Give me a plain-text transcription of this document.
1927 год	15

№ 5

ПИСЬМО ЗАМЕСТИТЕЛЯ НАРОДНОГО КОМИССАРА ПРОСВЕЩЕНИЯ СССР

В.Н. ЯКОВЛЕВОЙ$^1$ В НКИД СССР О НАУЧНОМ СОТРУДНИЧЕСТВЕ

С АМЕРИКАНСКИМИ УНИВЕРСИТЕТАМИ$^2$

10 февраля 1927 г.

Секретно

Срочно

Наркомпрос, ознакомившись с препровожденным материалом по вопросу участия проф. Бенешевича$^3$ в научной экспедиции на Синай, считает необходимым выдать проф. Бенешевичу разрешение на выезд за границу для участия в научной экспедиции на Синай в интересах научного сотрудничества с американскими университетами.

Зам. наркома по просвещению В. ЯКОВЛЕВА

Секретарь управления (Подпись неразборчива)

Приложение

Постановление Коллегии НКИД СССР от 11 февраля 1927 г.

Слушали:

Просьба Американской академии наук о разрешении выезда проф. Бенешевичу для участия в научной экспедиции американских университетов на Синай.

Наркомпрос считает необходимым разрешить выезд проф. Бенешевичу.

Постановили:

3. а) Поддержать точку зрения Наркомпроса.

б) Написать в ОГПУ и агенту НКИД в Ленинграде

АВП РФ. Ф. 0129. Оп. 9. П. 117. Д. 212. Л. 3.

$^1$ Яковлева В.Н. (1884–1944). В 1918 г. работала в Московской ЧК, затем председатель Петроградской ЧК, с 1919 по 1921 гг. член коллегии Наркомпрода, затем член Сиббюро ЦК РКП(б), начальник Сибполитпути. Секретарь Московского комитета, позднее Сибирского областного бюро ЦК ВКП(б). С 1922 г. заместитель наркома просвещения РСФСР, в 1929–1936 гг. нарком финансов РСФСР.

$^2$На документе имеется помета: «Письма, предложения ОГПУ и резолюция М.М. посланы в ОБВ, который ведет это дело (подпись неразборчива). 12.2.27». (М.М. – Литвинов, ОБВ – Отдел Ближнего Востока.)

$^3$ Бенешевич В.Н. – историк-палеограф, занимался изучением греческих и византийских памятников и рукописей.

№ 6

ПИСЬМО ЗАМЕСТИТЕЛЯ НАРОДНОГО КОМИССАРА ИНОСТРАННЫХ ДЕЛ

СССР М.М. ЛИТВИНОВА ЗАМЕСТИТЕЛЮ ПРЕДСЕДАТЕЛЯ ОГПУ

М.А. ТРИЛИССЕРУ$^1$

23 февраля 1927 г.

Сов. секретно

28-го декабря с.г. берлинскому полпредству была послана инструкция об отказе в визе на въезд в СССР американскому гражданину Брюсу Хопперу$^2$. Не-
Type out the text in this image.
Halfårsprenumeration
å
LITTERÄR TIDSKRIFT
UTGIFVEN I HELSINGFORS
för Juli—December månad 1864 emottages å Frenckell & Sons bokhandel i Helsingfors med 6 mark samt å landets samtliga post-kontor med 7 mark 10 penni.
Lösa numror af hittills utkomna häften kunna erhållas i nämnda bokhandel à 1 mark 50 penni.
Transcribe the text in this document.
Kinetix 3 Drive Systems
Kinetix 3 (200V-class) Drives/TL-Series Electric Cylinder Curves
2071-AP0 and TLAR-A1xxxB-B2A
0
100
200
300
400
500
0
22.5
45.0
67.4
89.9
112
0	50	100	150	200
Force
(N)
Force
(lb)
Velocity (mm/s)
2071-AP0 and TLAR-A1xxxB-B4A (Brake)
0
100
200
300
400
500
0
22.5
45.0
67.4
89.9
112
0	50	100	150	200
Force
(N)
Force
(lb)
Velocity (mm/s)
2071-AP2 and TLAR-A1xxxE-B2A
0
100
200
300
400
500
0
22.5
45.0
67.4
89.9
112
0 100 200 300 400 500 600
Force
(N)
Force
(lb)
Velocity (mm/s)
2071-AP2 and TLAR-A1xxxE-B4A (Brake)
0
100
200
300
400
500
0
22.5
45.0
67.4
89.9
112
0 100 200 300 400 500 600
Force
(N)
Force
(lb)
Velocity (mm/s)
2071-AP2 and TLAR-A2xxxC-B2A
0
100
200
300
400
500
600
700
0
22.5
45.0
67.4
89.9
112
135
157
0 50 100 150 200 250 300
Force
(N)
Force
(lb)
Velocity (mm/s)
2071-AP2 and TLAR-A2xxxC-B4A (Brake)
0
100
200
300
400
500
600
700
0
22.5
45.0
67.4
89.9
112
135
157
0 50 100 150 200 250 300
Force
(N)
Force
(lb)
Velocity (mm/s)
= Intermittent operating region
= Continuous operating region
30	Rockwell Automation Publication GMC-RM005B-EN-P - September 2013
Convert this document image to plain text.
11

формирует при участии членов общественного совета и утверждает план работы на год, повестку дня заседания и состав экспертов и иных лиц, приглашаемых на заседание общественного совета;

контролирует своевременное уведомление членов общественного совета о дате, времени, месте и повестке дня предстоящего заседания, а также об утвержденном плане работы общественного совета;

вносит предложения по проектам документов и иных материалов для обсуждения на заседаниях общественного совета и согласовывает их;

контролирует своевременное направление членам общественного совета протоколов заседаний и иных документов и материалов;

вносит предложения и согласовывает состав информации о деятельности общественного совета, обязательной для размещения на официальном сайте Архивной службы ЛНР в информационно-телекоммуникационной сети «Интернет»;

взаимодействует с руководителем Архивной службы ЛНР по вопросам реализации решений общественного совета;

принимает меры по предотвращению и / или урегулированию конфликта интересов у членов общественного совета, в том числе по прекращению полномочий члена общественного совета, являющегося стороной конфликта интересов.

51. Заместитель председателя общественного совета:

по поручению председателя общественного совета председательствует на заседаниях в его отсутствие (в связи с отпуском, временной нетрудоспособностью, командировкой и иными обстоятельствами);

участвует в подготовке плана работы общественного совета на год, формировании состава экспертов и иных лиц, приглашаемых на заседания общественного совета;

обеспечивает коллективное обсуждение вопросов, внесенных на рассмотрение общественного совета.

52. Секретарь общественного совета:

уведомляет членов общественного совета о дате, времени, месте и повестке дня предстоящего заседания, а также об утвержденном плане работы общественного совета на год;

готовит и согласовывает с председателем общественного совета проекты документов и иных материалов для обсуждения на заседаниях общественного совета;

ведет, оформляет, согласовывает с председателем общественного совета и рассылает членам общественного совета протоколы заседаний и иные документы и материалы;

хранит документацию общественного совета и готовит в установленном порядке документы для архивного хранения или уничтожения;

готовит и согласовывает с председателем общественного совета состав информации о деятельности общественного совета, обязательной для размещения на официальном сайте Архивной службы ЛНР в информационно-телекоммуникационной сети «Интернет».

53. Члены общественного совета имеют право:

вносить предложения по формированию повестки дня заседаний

→ **INSTRUCTIONS FOR THE TASK**
Show every line of the records above that contains the word "TLAR".

→ **TASK OUTPUT**
2071-AP0 and TLAR-A1xxxB-B2A
2071-AP0 and TLAR-A1xxxB-B4A (Brake)
2071-AP2 and TLAR-A1xxxE-B2A
2071-AP2 and TLAR-A1xxxE-B4A (Brake)
2071-AP2 and TLAR-A2xxxC-B2A
2071-AP2 and TLAR-A2xxxC-B4A (Brake)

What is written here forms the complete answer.